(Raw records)
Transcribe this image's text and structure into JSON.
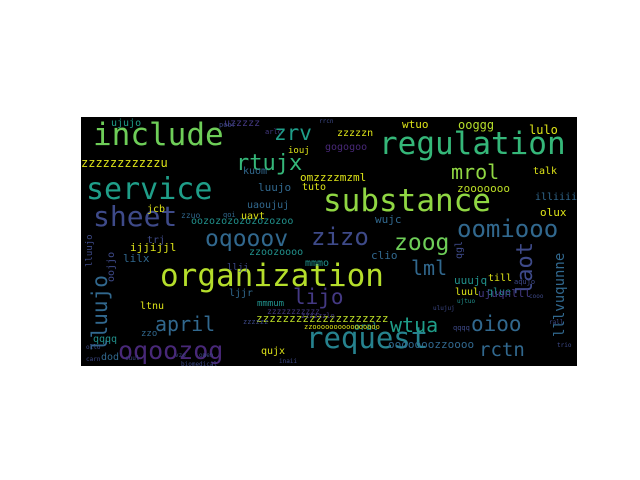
{
  "words": [
    {
      "text": "organization",
      "color": "#b5de2b"
    },
    {
      "text": "regulation",
      "color": "#35b779"
    },
    {
      "text": "include",
      "color": "#6ece58"
    },
    {
      "text": "substance",
      "color": "#90d743"
    },
    {
      "text": "service",
      "color": "#1f9e89"
    },
    {
      "text": "sheet",
      "color": "#3e4a89"
    },
    {
      "text": "request",
      "color": "#26828e"
    },
    {
      "text": "oqooov",
      "color": "#31688e"
    },
    {
      "text": "zizo",
      "color": "#3e4a89"
    },
    {
      "text": "oqoozog",
      "color": "#482878"
    },
    {
      "text": "oomiooo",
      "color": "#31688e"
    },
    {
      "text": "zoog",
      "color": "#6ece58"
    },
    {
      "text": "rtujx",
      "color": "#35b779"
    },
    {
      "text": "zrv",
      "color": "#1f9e89"
    },
    {
      "text": "mrol",
      "color": "#90d743"
    },
    {
      "text": "lijo",
      "color": "#443983"
    },
    {
      "text": "lml",
      "color": "#31688e"
    },
    {
      "text": "wtua",
      "color": "#1f9e89"
    },
    {
      "text": "april",
      "color": "#31688e"
    },
    {
      "text": "oioo",
      "color": "#31688e"
    },
    {
      "text": "rctn",
      "color": "#31688e"
    },
    {
      "text": "lluujo",
      "color": "#31688e"
    },
    {
      "text": "laot",
      "color": "#3e4a89"
    },
    {
      "text": "lllvuqunne",
      "color": "#31688e"
    },
    {
      "text": "zzzzzzzzzzzu",
      "color": "#dde318"
    },
    {
      "text": "oozozozozozozozoo",
      "color": "#21918c"
    },
    {
      "text": "omzzzzmzml",
      "color": "#dde318"
    },
    {
      "text": "zzzzzzzzzzzzzzzzzzzz",
      "color": "#bddf26"
    },
    {
      "text": "ooooooozzoooo",
      "color": "#31688e"
    },
    {
      "text": "zooooooo",
      "color": "#bddf26"
    },
    {
      "text": "zzzzzn",
      "color": "#dde318"
    },
    {
      "text": "gogogoo",
      "color": "#482878"
    },
    {
      "text": "luujo",
      "color": "#31688e"
    },
    {
      "text": "uaoujuj",
      "color": "#31688e"
    },
    {
      "text": "wtuo",
      "color": "#dde318"
    },
    {
      "text": "ooggg",
      "color": "#b5de2b"
    },
    {
      "text": "lulo",
      "color": "#dde318"
    },
    {
      "text": "ujujo",
      "color": "#1f9e89"
    },
    {
      "text": "uzzzzz",
      "color": "#443983"
    },
    {
      "text": "talk",
      "color": "#dde318"
    },
    {
      "text": "illiiii",
      "color": "#31688e"
    },
    {
      "text": "olux",
      "color": "#dde318"
    },
    {
      "text": "till",
      "color": "#dde318"
    },
    {
      "text": "luul",
      "color": "#dde318"
    },
    {
      "text": "uuujq",
      "color": "#21918c"
    },
    {
      "text": "clio",
      "color": "#31688e"
    },
    {
      "text": "ijjijjl",
      "color": "#dde318"
    },
    {
      "text": "lilx",
      "color": "#31688e"
    },
    {
      "text": "ljjr",
      "color": "#31688e"
    },
    {
      "text": "ltnu",
      "color": "#dde318"
    },
    {
      "text": "qqqq",
      "color": "#21918c"
    },
    {
      "text": "dod",
      "color": "#31688e"
    },
    {
      "text": "qujx",
      "color": "#dde318"
    },
    {
      "text": "oral",
      "color": "#21918c"
    },
    {
      "text": "mmmo",
      "color": "#21918c"
    },
    {
      "text": "tuto",
      "color": "#dde318"
    },
    {
      "text": "jcb",
      "color": "#dde318"
    },
    {
      "text": "uavt",
      "color": "#dde318"
    },
    {
      "text": "wujc",
      "color": "#31688e"
    },
    {
      "text": "zzoozoooo",
      "color": "#21918c"
    },
    {
      "text": "qlue",
      "color": "#21918c"
    },
    {
      "text": "kuom",
      "color": "#31688e"
    },
    {
      "text": "iouj",
      "color": "#dde318"
    },
    {
      "text": "ujuqnlll",
      "color": "#443983"
    },
    {
      "text": "mmmum",
      "color": "#21918c"
    },
    {
      "text": "zzoooooooooooooooo",
      "color": "#dde318"
    },
    {
      "text": "biomedical",
      "color": "#3e4a89"
    },
    {
      "text": "ujtuo",
      "color": "#21918c"
    },
    {
      "text": "ulujuj",
      "color": "#3e4a89"
    },
    {
      "text": "aqujo",
      "color": "#3e4a89"
    },
    {
      "text": "poor",
      "color": "#3e4a89"
    },
    {
      "text": "arlc",
      "color": "#443983"
    },
    {
      "text": "zzzzzzzzzzz",
      "color": "#443983"
    },
    {
      "text": "zzzzzzlo",
      "color": "#443983"
    },
    {
      "text": "zzo",
      "color": "#31688e"
    },
    {
      "text": "zzuo",
      "color": "#31688e"
    },
    {
      "text": "qoi",
      "color": "#31688e"
    },
    {
      "text": "rrcn",
      "color": "#3e4a89"
    },
    {
      "text": "cooo",
      "color": "#3e4a89"
    },
    {
      "text": "rall",
      "color": "#3e4a89"
    },
    {
      "text": "trio",
      "color": "#3e4a89"
    },
    {
      "text": "ollo",
      "color": "#3e4a89"
    },
    {
      "text": "carn",
      "color": "#3e4a89"
    },
    {
      "text": "cuul",
      "color": "#3e4a89"
    },
    {
      "text": "vzo",
      "color": "#3e4a89"
    },
    {
      "text": "omen",
      "color": "#3e4a89"
    },
    {
      "text": "inaii",
      "color": "#3e4a89"
    },
    {
      "text": "zzzzzz",
      "color": "#3e4a89"
    },
    {
      "text": "qqqq",
      "color": "#3e4a89"
    },
    {
      "text": "oojjo",
      "color": "#3e4a89"
    },
    {
      "text": "lluujo",
      "color": "#3e4a89"
    },
    {
      "text": "qgl",
      "color": "#3e4a89"
    },
    {
      "text": "trj",
      "color": "#3e4a89"
    },
    {
      "text": "lljj",
      "color": "#3e4a89"
    }
  ]
}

■ Given request ■
Set each line of the records down exactly, leaving every picture out.

■ Answer to this exercise ■
Transcribe this image's text and structure into JSON.
{
  "words": [
    {
      "text": "organization",
      "color": "#b5de2b"
    },
    {
      "text": "regulation",
      "color": "#35b779"
    },
    {
      "text": "include",
      "color": "#6ece58"
    },
    {
      "text": "substance",
      "color": "#90d743"
    },
    {
      "text": "service",
      "color": "#1f9e89"
    },
    {
      "text": "sheet",
      "color": "#3e4a89"
    },
    {
      "text": "request",
      "color": "#26828e"
    },
    {
      "text": "oqooov",
      "color": "#31688e"
    },
    {
      "text": "zizo",
      "color": "#3e4a89"
    },
    {
      "text": "oqoozog",
      "color": "#482878"
    },
    {
      "text": "oomiooo",
      "color": "#31688e"
    },
    {
      "text": "zoog",
      "color": "#6ece58"
    },
    {
      "text": "rtujx",
      "color": "#35b779"
    },
    {
      "text": "zrv",
      "color": "#1f9e89"
    },
    {
      "text": "mrol",
      "color": "#90d743"
    },
    {
      "text": "lijo",
      "color": "#443983"
    },
    {
      "text": "lml",
      "color": "#31688e"
    },
    {
      "text": "wtua",
      "color": "#1f9e89"
    },
    {
      "text": "april",
      "color": "#31688e"
    },
    {
      "text": "oioo",
      "color": "#31688e"
    },
    {
      "text": "rctn",
      "color": "#31688e"
    },
    {
      "text": "lluujo",
      "color": "#31688e"
    },
    {
      "text": "laot",
      "color": "#3e4a89"
    },
    {
      "text": "lllvuqunne",
      "color": "#31688e"
    },
    {
      "text": "zzzzzzzzzzzu",
      "color": "#dde318"
    },
    {
      "text": "oozozozozozozozoo",
      "color": "#21918c"
    },
    {
      "text": "omzzzzmzml",
      "color": "#dde318"
    },
    {
      "text": "zzzzzzzzzzzzzzzzzzzz",
      "color": "#bddf26"
    },
    {
      "text": "ooooooozzoooo",
      "color": "#31688e"
    },
    {
      "text": "zooooooo",
      "color": "#bddf26"
    },
    {
      "text": "zzzzzn",
      "color": "#dde318"
    },
    {
      "text": "gogogoo",
      "color": "#482878"
    },
    {
      "text": "luujo",
      "color": "#31688e"
    },
    {
      "text": "uaoujuj",
      "color": "#31688e"
    },
    {
      "text": "wtuo",
      "color": "#dde318"
    },
    {
      "text": "ooggg",
      "color": "#b5de2b"
    },
    {
      "text": "lulo",
      "color": "#dde318"
    },
    {
      "text": "ujujo",
      "color": "#1f9e89"
    },
    {
      "text": "uzzzzz",
      "color": "#443983"
    },
    {
      "text": "talk",
      "color": "#dde318"
    },
    {
      "text": "illiiii",
      "color": "#31688e"
    },
    {
      "text": "olux",
      "color": "#dde318"
    },
    {
      "text": "till",
      "color": "#dde318"
    },
    {
      "text": "luul",
      "color": "#dde318"
    },
    {
      "text": "uuujq",
      "color": "#21918c"
    },
    {
      "text": "clio",
      "color": "#31688e"
    },
    {
      "text": "ijjijjl",
      "color": "#dde318"
    },
    {
      "text": "lilx",
      "color": "#31688e"
    },
    {
      "text": "ljjr",
      "color": "#31688e"
    },
    {
      "text": "ltnu",
      "color": "#dde318"
    },
    {
      "text": "qqqq",
      "color": "#21918c"
    },
    {
      "text": "dod",
      "color": "#31688e"
    },
    {
      "text": "qujx",
      "color": "#dde318"
    },
    {
      "text": "oral",
      "color": "#21918c"
    },
    {
      "text": "mmmo",
      "color": "#21918c"
    },
    {
      "text": "tuto",
      "color": "#dde318"
    },
    {
      "text": "jcb",
      "color": "#dde318"
    },
    {
      "text": "uavt",
      "color": "#dde318"
    },
    {
      "text": "wujc",
      "color": "#31688e"
    },
    {
      "text": "zzoozoooo",
      "color": "#21918c"
    },
    {
      "text": "qlue",
      "color": "#21918c"
    },
    {
      "text": "kuom",
      "color": "#31688e"
    },
    {
      "text": "iouj",
      "color": "#dde318"
    },
    {
      "text": "ujuqnlll",
      "color": "#443983"
    },
    {
      "text": "mmmum",
      "color": "#21918c"
    },
    {
      "text": "zzoooooooooooooooo",
      "color": "#dde318"
    },
    {
      "text": "biomedical",
      "color": "#3e4a89"
    },
    {
      "text": "ujtuo",
      "color": "#21918c"
    },
    {
      "text": "ulujuj",
      "color": "#3e4a89"
    },
    {
      "text": "aqujo",
      "color": "#3e4a89"
    },
    {
      "text": "poor",
      "color": "#3e4a89"
    },
    {
      "text": "arlc",
      "color": "#443983"
    },
    {
      "text": "zzzzzzzzzzz",
      "color": "#443983"
    },
    {
      "text": "zzzzzzlo",
      "color": "#443983"
    },
    {
      "text": "zzo",
      "color": "#31688e"
    },
    {
      "text": "zzuo",
      "color": "#31688e"
    },
    {
      "text": "qoi",
      "color": "#31688e"
    },
    {
      "text": "rrcn",
      "color": "#3e4a89"
    },
    {
      "text": "cooo",
      "color": "#3e4a89"
    },
    {
      "text": "rall",
      "color": "#3e4a89"
    },
    {
      "text": "trio",
      "color": "#3e4a89"
    },
    {
      "text": "ollo",
      "color": "#3e4a89"
    },
    {
      "text": "carn",
      "color": "#3e4a89"
    },
    {
      "text": "cuul",
      "color": "#3e4a89"
    },
    {
      "text": "vzo",
      "color": "#3e4a89"
    },
    {
      "text": "omen",
      "color": "#3e4a89"
    },
    {
      "text": "inaii",
      "color": "#3e4a89"
    },
    {
      "text": "zzzzzz",
      "color": "#3e4a89"
    },
    {
      "text": "qqqq",
      "color": "#3e4a89"
    },
    {
      "text": "oojjo",
      "color": "#3e4a89"
    },
    {
      "text": "lluujo",
      "color": "#3e4a89"
    },
    {
      "text": "qgl",
      "color": "#3e4a89"
    },
    {
      "text": "trj",
      "color": "#3e4a89"
    },
    {
      "text": "lljj",
      "color": "#3e4a89"
    }
  ]
}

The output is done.